* Start *

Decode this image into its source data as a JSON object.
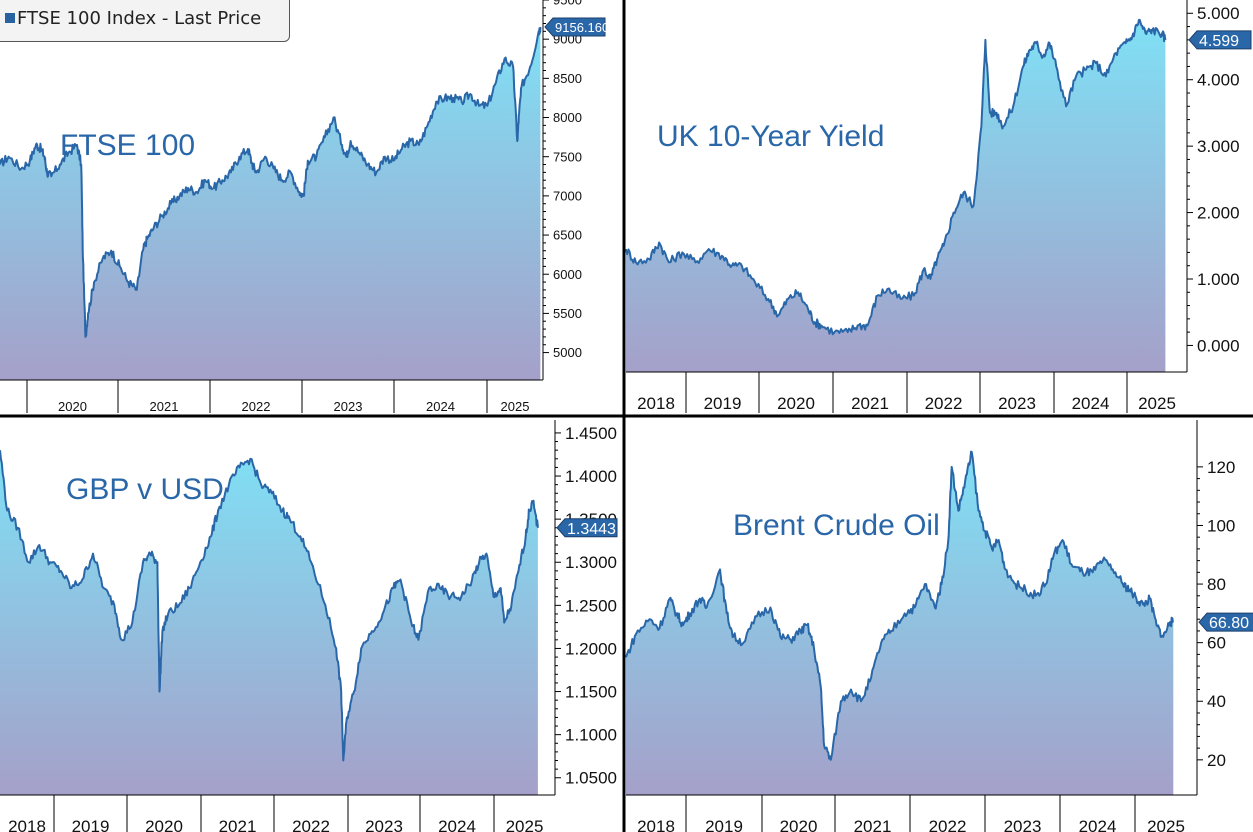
{
  "colors": {
    "line": "#2a67a8",
    "fill_top": "#7fe0f5",
    "fill_bottom": "#a5a0c9",
    "badge": "#2a67a8",
    "grid": "#000000",
    "title": "#2a67a8"
  },
  "legend": {
    "label": "FTSE 100 Index - Last Price"
  },
  "chart_data": [
    {
      "type": "area",
      "title": "FTSE 100",
      "x_tick_labels": [
        "2020",
        "2021",
        "2022",
        "2023",
        "2024",
        "2025"
      ],
      "y_tick_labels": [
        "5000",
        "5500",
        "6000",
        "6500",
        "7000",
        "7500",
        "8000",
        "8500",
        "9000",
        "9500"
      ],
      "ylim": [
        4650,
        9500
      ],
      "last_value_label": "9156.160",
      "x_unit": "year",
      "xlim": [
        2019.2,
        2025.55
      ],
      "series": [
        {
          "x": [
            2019.2,
            2019.3,
            2019.45,
            2019.55,
            2019.62,
            2019.68,
            2019.72,
            2019.75,
            2019.8,
            2019.9,
            2020.0,
            2020.1,
            2020.15,
            2020.17,
            2020.2,
            2020.23,
            2020.3,
            2020.4,
            2020.5,
            2020.6,
            2020.7,
            2020.8,
            2020.87,
            2020.92,
            2021.0,
            2021.1,
            2021.2,
            2021.3,
            2021.4,
            2021.5,
            2021.6,
            2021.7,
            2021.8,
            2021.9,
            2022.0,
            2022.1,
            2022.15,
            2022.2,
            2022.3,
            2022.4,
            2022.5,
            2022.6,
            2022.7,
            2022.75,
            2022.8,
            2022.9,
            2023.0,
            2023.1,
            2023.2,
            2023.25,
            2023.3,
            2023.4,
            2023.5,
            2023.6,
            2023.7,
            2023.8,
            2023.9,
            2024.0,
            2024.1,
            2024.2,
            2024.3,
            2024.4,
            2024.5,
            2024.6,
            2024.7,
            2024.8,
            2024.9,
            2025.0,
            2025.1,
            2025.2,
            2025.25,
            2025.27,
            2025.3,
            2025.4,
            2025.5,
            2025.52
          ],
          "y": [
            7400,
            7500,
            7350,
            7450,
            7650,
            7600,
            7500,
            7300,
            7250,
            7400,
            7550,
            7650,
            7400,
            6200,
            5200,
            5500,
            5900,
            6200,
            6300,
            6100,
            5900,
            5800,
            6300,
            6450,
            6600,
            6750,
            6900,
            7000,
            7100,
            7050,
            7200,
            7100,
            7200,
            7300,
            7500,
            7600,
            7400,
            7300,
            7500,
            7350,
            7200,
            7300,
            7050,
            7000,
            7450,
            7500,
            7750,
            8000,
            7650,
            7500,
            7700,
            7550,
            7400,
            7300,
            7500,
            7450,
            7600,
            7700,
            7650,
            7900,
            8200,
            8250,
            8250,
            8200,
            8300,
            8150,
            8150,
            8450,
            8750,
            8650,
            7700,
            8050,
            8400,
            8650,
            9100,
            9156
          ]
        }
      ]
    },
    {
      "type": "area",
      "title": "UK 10-Year Yield",
      "x_tick_labels": [
        "2018",
        "2019",
        "2020",
        "2021",
        "2022",
        "2023",
        "2024",
        "2025"
      ],
      "y_tick_labels": [
        "0.000",
        "1.000",
        "2.000",
        "3.000",
        "4.000",
        "5.000"
      ],
      "ylim": [
        -0.4,
        5.2
      ],
      "last_value_label": "4.599",
      "x_unit": "year",
      "xlim": [
        2017.35,
        2025.6
      ],
      "series": [
        {
          "x": [
            2017.35,
            2017.5,
            2017.7,
            2017.85,
            2018.0,
            2018.2,
            2018.4,
            2018.6,
            2018.8,
            2018.95,
            2019.1,
            2019.3,
            2019.5,
            2019.65,
            2019.8,
            2019.95,
            2020.1,
            2020.2,
            2020.3,
            2020.5,
            2020.7,
            2020.85,
            2021.0,
            2021.15,
            2021.3,
            2021.5,
            2021.7,
            2021.85,
            2021.95,
            2022.05,
            2022.15,
            2022.3,
            2022.45,
            2022.6,
            2022.72,
            2022.78,
            2022.85,
            2022.95,
            2023.05,
            2023.2,
            2023.35,
            2023.45,
            2023.55,
            2023.65,
            2023.75,
            2023.85,
            2024.0,
            2024.15,
            2024.3,
            2024.45,
            2024.6,
            2024.75,
            2024.9,
            2025.0,
            2025.1,
            2025.2,
            2025.3,
            2025.45,
            2025.5
          ],
          "y": [
            1.45,
            1.25,
            1.3,
            1.55,
            1.25,
            1.4,
            1.25,
            1.45,
            1.35,
            1.2,
            1.2,
            0.95,
            0.7,
            0.45,
            0.7,
            0.8,
            0.55,
            0.35,
            0.3,
            0.2,
            0.2,
            0.3,
            0.3,
            0.75,
            0.85,
            0.7,
            0.75,
            1.15,
            1.0,
            1.3,
            1.5,
            2.0,
            2.3,
            2.1,
            3.3,
            4.6,
            3.5,
            3.5,
            3.3,
            3.6,
            4.2,
            4.45,
            4.55,
            4.35,
            4.55,
            4.2,
            3.6,
            4.05,
            4.15,
            4.25,
            4.05,
            4.4,
            4.55,
            4.65,
            4.9,
            4.7,
            4.75,
            4.7,
            4.6
          ]
        }
      ]
    },
    {
      "type": "area",
      "title": "GBP v USD",
      "x_tick_labels": [
        "2018",
        "2019",
        "2020",
        "2021",
        "2022",
        "2023",
        "2024",
        "2025"
      ],
      "y_tick_labels": [
        "1.0500",
        "1.1000",
        "1.1500",
        "1.2000",
        "1.2500",
        "1.3000",
        "1.3500",
        "1.4000",
        "1.4500"
      ],
      "ylim": [
        1.03,
        1.465
      ],
      "last_value_label": "1.3443",
      "x_unit": "year",
      "xlim": [
        2017.95,
        2025.5
      ],
      "series": [
        {
          "x": [
            2017.95,
            2018.05,
            2018.2,
            2018.35,
            2018.5,
            2018.65,
            2018.8,
            2018.95,
            2019.1,
            2019.25,
            2019.4,
            2019.55,
            2019.65,
            2019.8,
            2019.95,
            2020.05,
            2020.15,
            2020.18,
            2020.22,
            2020.3,
            2020.45,
            2020.6,
            2020.75,
            2020.9,
            2021.0,
            2021.15,
            2021.3,
            2021.45,
            2021.6,
            2021.75,
            2021.9,
            2022.0,
            2022.15,
            2022.3,
            2022.5,
            2022.65,
            2022.72,
            2022.75,
            2022.8,
            2022.9,
            2023.0,
            2023.15,
            2023.3,
            2023.45,
            2023.55,
            2023.7,
            2023.8,
            2023.95,
            2024.1,
            2024.25,
            2024.4,
            2024.55,
            2024.65,
            2024.75,
            2024.85,
            2024.95,
            2025.0,
            2025.1,
            2025.2,
            2025.3,
            2025.35,
            2025.4,
            2025.47
          ],
          "y": [
            1.43,
            1.36,
            1.34,
            1.3,
            1.32,
            1.3,
            1.29,
            1.27,
            1.28,
            1.31,
            1.27,
            1.25,
            1.21,
            1.23,
            1.3,
            1.31,
            1.3,
            1.15,
            1.22,
            1.24,
            1.25,
            1.27,
            1.3,
            1.33,
            1.36,
            1.39,
            1.41,
            1.42,
            1.39,
            1.38,
            1.36,
            1.35,
            1.33,
            1.3,
            1.25,
            1.2,
            1.15,
            1.07,
            1.12,
            1.15,
            1.2,
            1.22,
            1.24,
            1.27,
            1.28,
            1.23,
            1.21,
            1.27,
            1.27,
            1.26,
            1.26,
            1.28,
            1.3,
            1.31,
            1.26,
            1.27,
            1.23,
            1.25,
            1.29,
            1.33,
            1.36,
            1.37,
            1.34
          ]
        }
      ]
    },
    {
      "type": "area",
      "title": "Brent Crude Oil",
      "x_tick_labels": [
        "2018",
        "2019",
        "2020",
        "2021",
        "2022",
        "2023",
        "2024",
        "2025"
      ],
      "y_tick_labels": [
        "20",
        "40",
        "60",
        "80",
        "100",
        "120"
      ],
      "ylim": [
        8,
        136
      ],
      "last_value_label": "66.80",
      "x_unit": "year",
      "xlim": [
        2017.35,
        2025.6
      ],
      "series": [
        {
          "x": [
            2017.35,
            2017.5,
            2017.7,
            2017.85,
            2018.0,
            2018.1,
            2018.2,
            2018.3,
            2018.45,
            2018.55,
            2018.75,
            2018.85,
            2018.95,
            2019.1,
            2019.3,
            2019.5,
            2019.65,
            2019.8,
            2019.95,
            2020.05,
            2020.15,
            2020.25,
            2020.3,
            2020.4,
            2020.55,
            2020.7,
            2020.85,
            2021.0,
            2021.15,
            2021.3,
            2021.5,
            2021.65,
            2021.8,
            2021.95,
            2022.05,
            2022.15,
            2022.2,
            2022.3,
            2022.4,
            2022.5,
            2022.6,
            2022.7,
            2022.8,
            2022.9,
            2023.0,
            2023.15,
            2023.3,
            2023.45,
            2023.6,
            2023.72,
            2023.85,
            2024.0,
            2024.15,
            2024.3,
            2024.45,
            2024.6,
            2024.75,
            2024.85,
            2024.95,
            2025.05,
            2025.15,
            2025.25,
            2025.35,
            2025.45,
            2025.5
          ],
          "y": [
            55,
            63,
            68,
            65,
            75,
            70,
            66,
            70,
            75,
            72,
            85,
            70,
            62,
            60,
            69,
            72,
            62,
            61,
            64,
            66,
            58,
            45,
            25,
            20,
            40,
            44,
            40,
            48,
            60,
            64,
            70,
            72,
            80,
            72,
            80,
            95,
            120,
            105,
            115,
            125,
            105,
            98,
            92,
            95,
            85,
            80,
            78,
            76,
            80,
            90,
            95,
            86,
            84,
            84,
            88,
            85,
            80,
            78,
            75,
            73,
            75,
            66,
            62,
            67,
            67
          ]
        }
      ]
    }
  ]
}
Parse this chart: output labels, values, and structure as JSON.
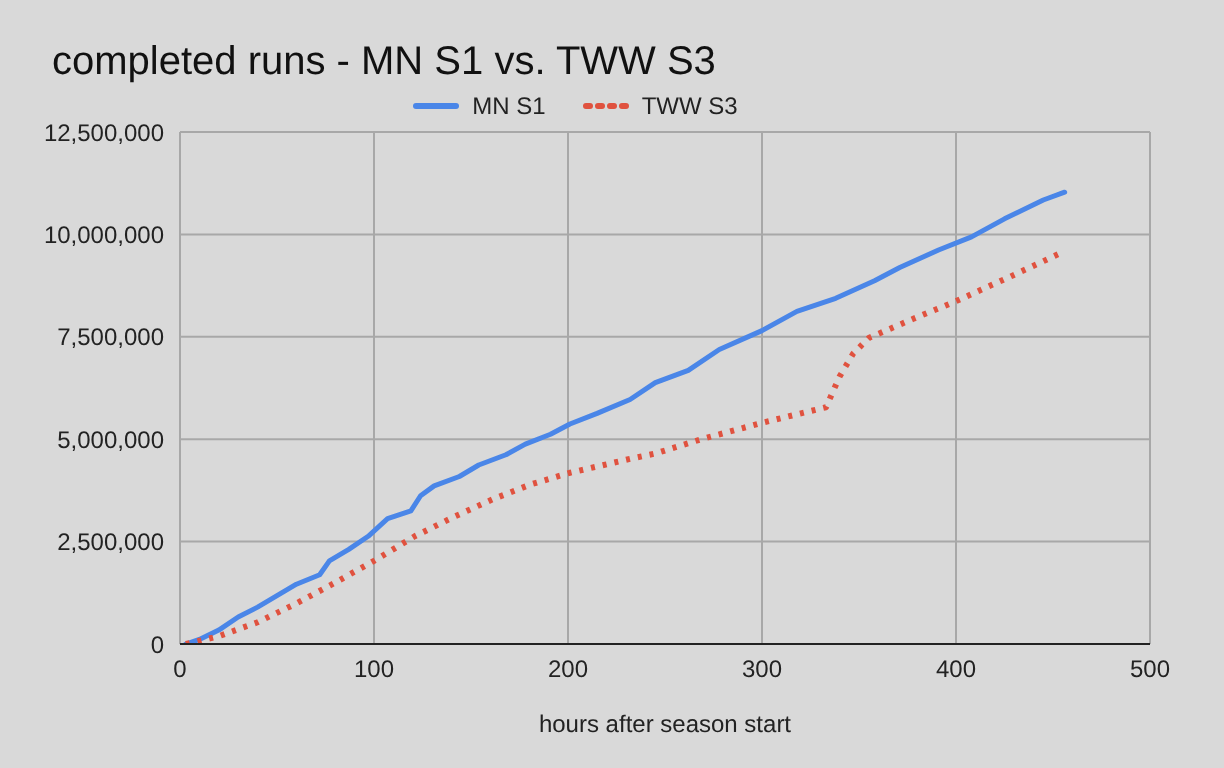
{
  "chart_data": {
    "type": "line",
    "title": "completed runs - MN S1 vs. TWW S3",
    "xlabel": "hours after season start",
    "xlim": [
      0,
      500
    ],
    "xticks": [
      0,
      100,
      200,
      300,
      400,
      500
    ],
    "ylim": [
      0,
      12500000
    ],
    "yticks": [
      {
        "value": 0,
        "label": "0"
      },
      {
        "value": 2500000,
        "label": "2,500,000"
      },
      {
        "value": 5000000,
        "label": "5,000,000"
      },
      {
        "value": 7500000,
        "label": "7,500,000"
      },
      {
        "value": 10000000,
        "label": "10,000,000"
      },
      {
        "value": 12500000,
        "label": "12,500,000"
      }
    ],
    "grid": true,
    "legend": "top",
    "marker": "none",
    "series": [
      {
        "name": "MN S1",
        "color": "#4a86e8",
        "line_style": "solid",
        "x": [
          3,
          10,
          20,
          30,
          40,
          50,
          60,
          72,
          77,
          87,
          97,
          107,
          119,
          124,
          131,
          144,
          154,
          168,
          178,
          191,
          201,
          215,
          232,
          245,
          262,
          278,
          300,
          318,
          338,
          358,
          371,
          391,
          408,
          425,
          445,
          456
        ],
        "values": [
          0,
          110000,
          340000,
          660000,
          900000,
          1180000,
          1460000,
          1690000,
          2030000,
          2310000,
          2630000,
          3060000,
          3250000,
          3620000,
          3860000,
          4090000,
          4370000,
          4620000,
          4880000,
          5120000,
          5370000,
          5630000,
          5970000,
          6380000,
          6680000,
          7190000,
          7650000,
          8120000,
          8440000,
          8870000,
          9190000,
          9620000,
          9940000,
          10380000,
          10840000,
          11030000
        ]
      },
      {
        "name": "TWW S3",
        "color": "#e0523f",
        "line_style": "dotted",
        "x": [
          3,
          20,
          40,
          60,
          80,
          100,
          121,
          141,
          161,
          181,
          201,
          232,
          245,
          268,
          300,
          333,
          340,
          347,
          355,
          378,
          400,
          428,
          456
        ],
        "values": [
          0,
          190000,
          530000,
          990000,
          1500000,
          2030000,
          2630000,
          3100000,
          3530000,
          3900000,
          4180000,
          4520000,
          4650000,
          4990000,
          5400000,
          5780000,
          6530000,
          7090000,
          7470000,
          7940000,
          8370000,
          8970000,
          9590000
        ]
      }
    ]
  }
}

* End *

Establish how many lines of the records contain the string "title" and state that number without elaboration.

WRITTEN REPLY.
6